(Stored data)
◆ ◆ ◆

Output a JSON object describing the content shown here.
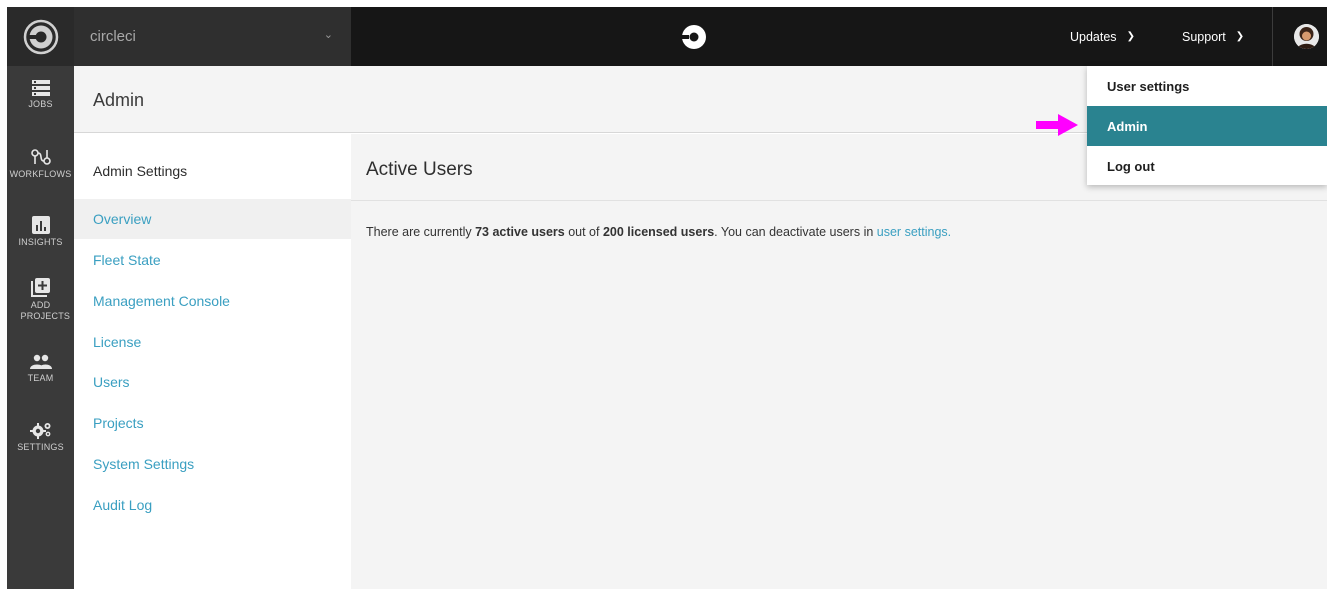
{
  "topbar": {
    "org_name": "circleci",
    "updates_label": "Updates",
    "support_label": "Support"
  },
  "rail": {
    "items": [
      {
        "label": "JOBS",
        "icon": "jobs-icon"
      },
      {
        "label": "WORKFLOWS",
        "icon": "workflows-icon"
      },
      {
        "label": "INSIGHTS",
        "icon": "insights-icon"
      },
      {
        "label": "ADD PROJECTS",
        "icon": "add-projects-icon"
      },
      {
        "label": "TEAM",
        "icon": "team-icon"
      },
      {
        "label": "SETTINGS",
        "icon": "settings-icon"
      }
    ]
  },
  "admin_header": {
    "title": "Admin"
  },
  "settings_nav": {
    "title": "Admin Settings",
    "items": [
      {
        "label": "Overview",
        "active": true
      },
      {
        "label": "Fleet State"
      },
      {
        "label": "Management Console"
      },
      {
        "label": "License"
      },
      {
        "label": "Users"
      },
      {
        "label": "Projects"
      },
      {
        "label": "System Settings"
      },
      {
        "label": "Audit Log"
      }
    ]
  },
  "main": {
    "title": "Active Users",
    "summary": {
      "prefix": "There are currently ",
      "active_users": "73 active users",
      "middle": " out of ",
      "licensed_users": "200 licensed users",
      "suffix": ". You can deactivate users in ",
      "link": "user settings."
    }
  },
  "user_dropdown": {
    "items": [
      {
        "label": "User settings"
      },
      {
        "label": "Admin",
        "active": true
      },
      {
        "label": "Log out"
      }
    ]
  },
  "colors": {
    "topbar": "#161616",
    "rail": "#3a3a3a",
    "link": "#3a9fc1",
    "dropdown_active": "#2a8390",
    "pointer_arrow": "#ff00ff"
  }
}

◆ ◆ ◆

# EXERCISE:
Omit every picture while copying the listing above exactly.

# TASK SOLUTION:
Output a JSON object describing the content shown here.
{
  "topbar": {
    "org_name": "circleci",
    "updates_label": "Updates",
    "support_label": "Support"
  },
  "rail": {
    "items": [
      {
        "label": "JOBS",
        "icon": "jobs-icon"
      },
      {
        "label": "WORKFLOWS",
        "icon": "workflows-icon"
      },
      {
        "label": "INSIGHTS",
        "icon": "insights-icon"
      },
      {
        "label": "ADD PROJECTS",
        "icon": "add-projects-icon"
      },
      {
        "label": "TEAM",
        "icon": "team-icon"
      },
      {
        "label": "SETTINGS",
        "icon": "settings-icon"
      }
    ]
  },
  "admin_header": {
    "title": "Admin"
  },
  "settings_nav": {
    "title": "Admin Settings",
    "items": [
      {
        "label": "Overview",
        "active": true
      },
      {
        "label": "Fleet State"
      },
      {
        "label": "Management Console"
      },
      {
        "label": "License"
      },
      {
        "label": "Users"
      },
      {
        "label": "Projects"
      },
      {
        "label": "System Settings"
      },
      {
        "label": "Audit Log"
      }
    ]
  },
  "main": {
    "title": "Active Users",
    "summary": {
      "prefix": "There are currently ",
      "active_users": "73 active users",
      "middle": " out of ",
      "licensed_users": "200 licensed users",
      "suffix": ". You can deactivate users in ",
      "link": "user settings."
    }
  },
  "user_dropdown": {
    "items": [
      {
        "label": "User settings"
      },
      {
        "label": "Admin",
        "active": true
      },
      {
        "label": "Log out"
      }
    ]
  },
  "colors": {
    "topbar": "#161616",
    "rail": "#3a3a3a",
    "link": "#3a9fc1",
    "dropdown_active": "#2a8390",
    "pointer_arrow": "#ff00ff"
  }
}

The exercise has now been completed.